Required work = Restate the records that follow word for word; no pictures should appear.

[Dataset records]

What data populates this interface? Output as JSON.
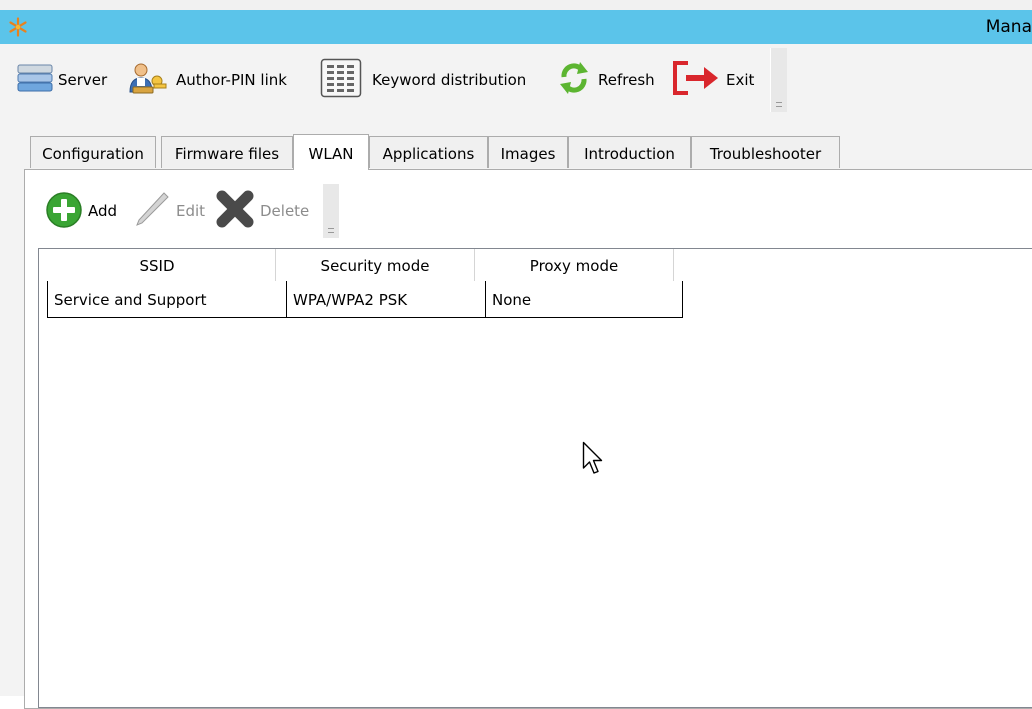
{
  "window": {
    "title": "Mana",
    "app_icon": "snowflake-asterisk-icon",
    "title_bar_color": "#5bc4ea"
  },
  "toolbar": {
    "items": [
      {
        "label": "Server",
        "icon": "server-stack-icon"
      },
      {
        "label": "Author-PIN link",
        "icon": "user-key-icon"
      },
      {
        "label": "Keyword distribution",
        "icon": "grid-table-icon"
      },
      {
        "label": "Refresh",
        "icon": "refresh-arrows-icon"
      },
      {
        "label": "Exit",
        "icon": "exit-arrow-icon"
      }
    ]
  },
  "tabs": [
    {
      "label": "Configuration",
      "active": false
    },
    {
      "label": "Firmware files",
      "active": false
    },
    {
      "label": "WLAN",
      "active": true
    },
    {
      "label": "Applications",
      "active": false
    },
    {
      "label": "Images",
      "active": false
    },
    {
      "label": "Introduction",
      "active": false
    },
    {
      "label": "Troubleshooter",
      "active": false
    }
  ],
  "wlan_toolbar": {
    "add_label": "Add",
    "edit_label": "Edit",
    "delete_label": "Delete",
    "add_enabled": true,
    "edit_enabled": false,
    "delete_enabled": false
  },
  "wlan_table": {
    "columns": [
      "SSID",
      "Security mode",
      "Proxy mode"
    ],
    "rows": [
      [
        "Service and Support",
        "WPA/WPA2 PSK",
        "None"
      ]
    ]
  },
  "colors": {
    "accent": "#5bc4ea",
    "add_green": "#3aa534",
    "exit_red": "#d9262c",
    "refresh_green": "#5cb531"
  }
}
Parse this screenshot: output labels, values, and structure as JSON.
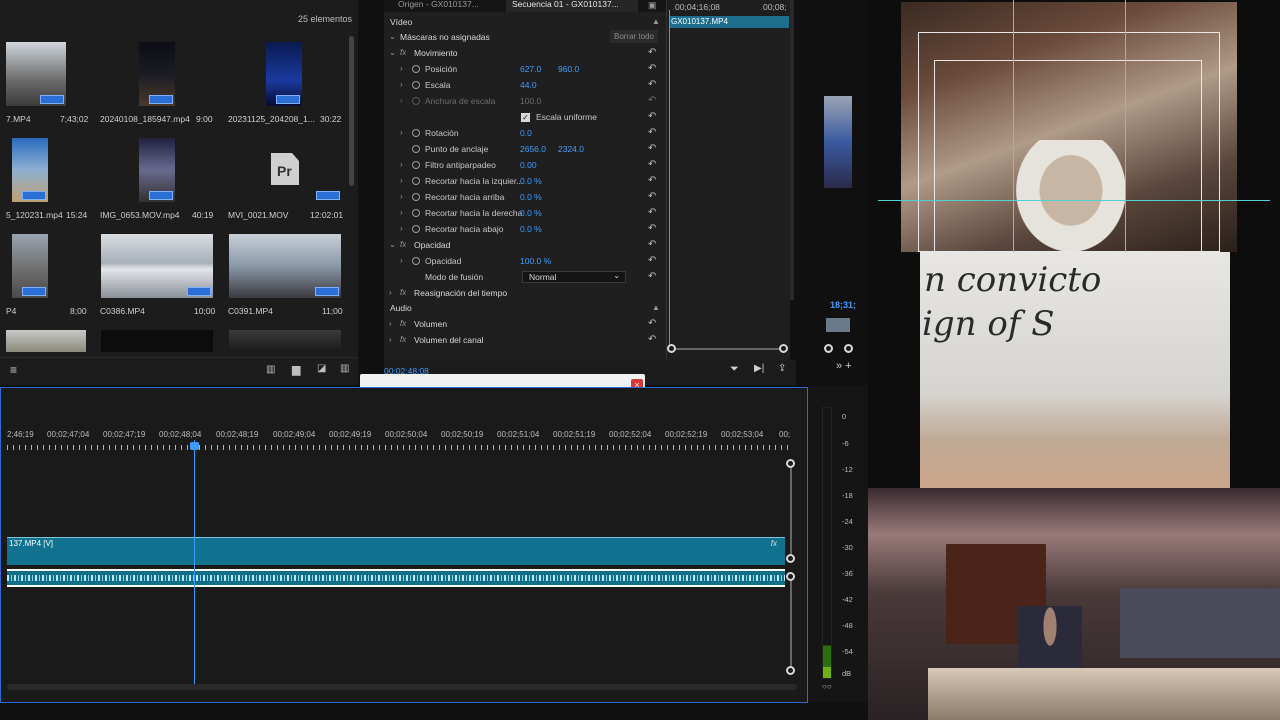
{
  "project": {
    "count_label": "25 elementos",
    "clips": [
      {
        "name": "7.MP4",
        "duration": "7;43;02"
      },
      {
        "name": "20240108_185947.mp4",
        "duration": "9:00"
      },
      {
        "name": "20231125_204208_1...",
        "duration": "30:22"
      },
      {
        "name": "5_120231.mp4",
        "duration": "15:24"
      },
      {
        "name": "IMG_0653.MOV.mp4",
        "duration": "40:19"
      },
      {
        "name": "MVI_0021.MOV",
        "duration": "12:02:01"
      },
      {
        "name": "P4",
        "duration": "8;00"
      },
      {
        "name": "C0386.MP4",
        "duration": "10;00"
      },
      {
        "name": "C0391.MP4",
        "duration": "11;00"
      }
    ],
    "pr_badge": "Pr"
  },
  "effect_controls": {
    "tabs": [
      "Origen - GX010137...",
      "Secuencia 01 - GX010137..."
    ],
    "time_left": "00;04;16;08",
    "time_right": "00;08;",
    "video_header": "Vídeo",
    "masks_label": "Máscaras no asignadas",
    "clear_all": "Borrar todo",
    "motion": "Movimiento",
    "position_label": "Posición",
    "position_x": "627.0",
    "position_y": "960.0",
    "scale_label": "Escala",
    "scale_value": "44.0",
    "scale_width_label": "Anchura de escala",
    "scale_width_value": "100.0",
    "uniform_scale": "Escala uniforme",
    "rotation_label": "Rotación",
    "rotation_value": "0.0",
    "anchor_label": "Punto de anclaje",
    "anchor_x": "2656.0",
    "anchor_y": "2324.0",
    "flicker_label": "Filtro antiparpadeo",
    "flicker_value": "0.00",
    "crop_left_label": "Recortar hacia la izquier...",
    "crop_left_value": "0.0 %",
    "crop_top_label": "Recortar hacia arriba",
    "crop_top_value": "0.0 %",
    "crop_right_label": "Recortar hacia la derecha",
    "crop_right_value": "0.0 %",
    "crop_bottom_label": "Recortar hacia abajo",
    "crop_bottom_value": "0.0 %",
    "opacity_section": "Opacidad",
    "opacity_label": "Opacidad",
    "opacity_value": "100.0 %",
    "blend_label": "Modo de fusión",
    "blend_value": "Normal",
    "time_remap": "Reasignación del tiempo",
    "audio_header": "Audio",
    "volume": "Volumen",
    "channel_volume": "Volumen del canal",
    "footer_timecode": "00;02;48;08",
    "clip_name": "GX010137.MP4"
  },
  "source_monitor": {
    "timecode": "18;31;"
  },
  "timeline": {
    "ruler_labels": [
      "2;46;19",
      "00;02;47;04",
      "00;02;47;19",
      "00;02;48;04",
      "00;02;48;19",
      "00;02;49;04",
      "00;02;49;19",
      "00;02;50;04",
      "00;02;50;19",
      "00;02;51;04",
      "00;02;51;19",
      "00;02;52;04",
      "00;02;52;19",
      "00;02;53;04",
      "00;"
    ],
    "video_clip": "137.MP4 [V]",
    "fx_marker": "fx"
  },
  "meters": {
    "db_labels": [
      "0",
      "-6",
      "-12",
      "-18",
      "-24",
      "-30",
      "-36",
      "-42",
      "-48",
      "-54",
      "dB"
    ]
  },
  "overlay": {
    "whiteboard_text_line1": "n convicto",
    "whiteboard_text_line2": "ign of S"
  },
  "tools": {
    "icons": [
      "selection-tool",
      "track-select-tool",
      "ripple-edit-tool",
      "razor-tool",
      "slip-tool",
      "pen-tool",
      "rectangle-tool",
      "hand-tool",
      "hand-tool-2",
      "type-tool",
      "auto-reframe-tool"
    ]
  }
}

Task response =
What data populates this interface? Output as JSON.
{
  "window": {
    "title": "Mana",
    "app_icon": "snowflake-asterisk-icon",
    "title_bar_color": "#5bc4ea"
  },
  "toolbar": {
    "items": [
      {
        "label": "Server",
        "icon": "server-stack-icon"
      },
      {
        "label": "Author-PIN link",
        "icon": "user-key-icon"
      },
      {
        "label": "Keyword distribution",
        "icon": "grid-table-icon"
      },
      {
        "label": "Refresh",
        "icon": "refresh-arrows-icon"
      },
      {
        "label": "Exit",
        "icon": "exit-arrow-icon"
      }
    ]
  },
  "tabs": [
    {
      "label": "Configuration",
      "active": false
    },
    {
      "label": "Firmware files",
      "active": false
    },
    {
      "label": "WLAN",
      "active": true
    },
    {
      "label": "Applications",
      "active": false
    },
    {
      "label": "Images",
      "active": false
    },
    {
      "label": "Introduction",
      "active": false
    },
    {
      "label": "Troubleshooter",
      "active": false
    }
  ],
  "wlan_toolbar": {
    "add_label": "Add",
    "edit_label": "Edit",
    "delete_label": "Delete",
    "add_enabled": true,
    "edit_enabled": false,
    "delete_enabled": false
  },
  "wlan_table": {
    "columns": [
      "SSID",
      "Security mode",
      "Proxy mode"
    ],
    "rows": [
      [
        "Service and Support",
        "WPA/WPA2 PSK",
        "None"
      ]
    ]
  },
  "colors": {
    "accent": "#5bc4ea",
    "add_green": "#3aa534",
    "exit_red": "#d9262c",
    "refresh_green": "#5cb531"
  }
}
Parse this screenshot: output labels, values, and structure as JSON.
{
  "project": {
    "count_label": "25 elementos",
    "clips": [
      {
        "name": "7.MP4",
        "duration": "7;43;02"
      },
      {
        "name": "20240108_185947.mp4",
        "duration": "9:00"
      },
      {
        "name": "20231125_204208_1...",
        "duration": "30:22"
      },
      {
        "name": "5_120231.mp4",
        "duration": "15:24"
      },
      {
        "name": "IMG_0653.MOV.mp4",
        "duration": "40:19"
      },
      {
        "name": "MVI_0021.MOV",
        "duration": "12:02:01"
      },
      {
        "name": "P4",
        "duration": "8;00"
      },
      {
        "name": "C0386.MP4",
        "duration": "10;00"
      },
      {
        "name": "C0391.MP4",
        "duration": "11;00"
      }
    ],
    "pr_badge": "Pr"
  },
  "effect_controls": {
    "tabs": [
      "Origen - GX010137...",
      "Secuencia 01 - GX010137..."
    ],
    "time_left": "00;04;16;08",
    "time_right": "00;08;",
    "video_header": "Vídeo",
    "masks_label": "Máscaras no asignadas",
    "clear_all": "Borrar todo",
    "motion": "Movimiento",
    "position_label": "Posición",
    "position_x": "627.0",
    "position_y": "960.0",
    "scale_label": "Escala",
    "scale_value": "44.0",
    "scale_width_label": "Anchura de escala",
    "scale_width_value": "100.0",
    "uniform_scale": "Escala uniforme",
    "rotation_label": "Rotación",
    "rotation_value": "0.0",
    "anchor_label": "Punto de anclaje",
    "anchor_x": "2656.0",
    "anchor_y": "2324.0",
    "flicker_label": "Filtro antiparpadeo",
    "flicker_value": "0.00",
    "crop_left_label": "Recortar hacia la izquier...",
    "crop_left_value": "0.0 %",
    "crop_top_label": "Recortar hacia arriba",
    "crop_top_value": "0.0 %",
    "crop_right_label": "Recortar hacia la derecha",
    "crop_right_value": "0.0 %",
    "crop_bottom_label": "Recortar hacia abajo",
    "crop_bottom_value": "0.0 %",
    "opacity_section": "Opacidad",
    "opacity_label": "Opacidad",
    "opacity_value": "100.0 %",
    "blend_label": "Modo de fusión",
    "blend_value": "Normal",
    "time_remap": "Reasignación del tiempo",
    "audio_header": "Audio",
    "volume": "Volumen",
    "channel_volume": "Volumen del canal",
    "footer_timecode": "00;02;48;08",
    "clip_name": "GX010137.MP4"
  },
  "source_monitor": {
    "timecode": "18;31;"
  },
  "timeline": {
    "ruler_labels": [
      "2;46;19",
      "00;02;47;04",
      "00;02;47;19",
      "00;02;48;04",
      "00;02;48;19",
      "00;02;49;04",
      "00;02;49;19",
      "00;02;50;04",
      "00;02;50;19",
      "00;02;51;04",
      "00;02;51;19",
      "00;02;52;04",
      "00;02;52;19",
      "00;02;53;04",
      "00;"
    ],
    "video_clip": "137.MP4 [V]",
    "fx_marker": "fx"
  },
  "meters": {
    "db_labels": [
      "0",
      "-6",
      "-12",
      "-18",
      "-24",
      "-30",
      "-36",
      "-42",
      "-48",
      "-54",
      "dB"
    ]
  },
  "overlay": {
    "whiteboard_text_line1": "n convicto",
    "whiteboard_text_line2": "ign of S"
  },
  "tools": {
    "icons": [
      "selection-tool",
      "track-select-tool",
      "ripple-edit-tool",
      "razor-tool",
      "slip-tool",
      "pen-tool",
      "rectangle-tool",
      "hand-tool",
      "hand-tool-2",
      "type-tool",
      "auto-reframe-tool"
    ]
  }
}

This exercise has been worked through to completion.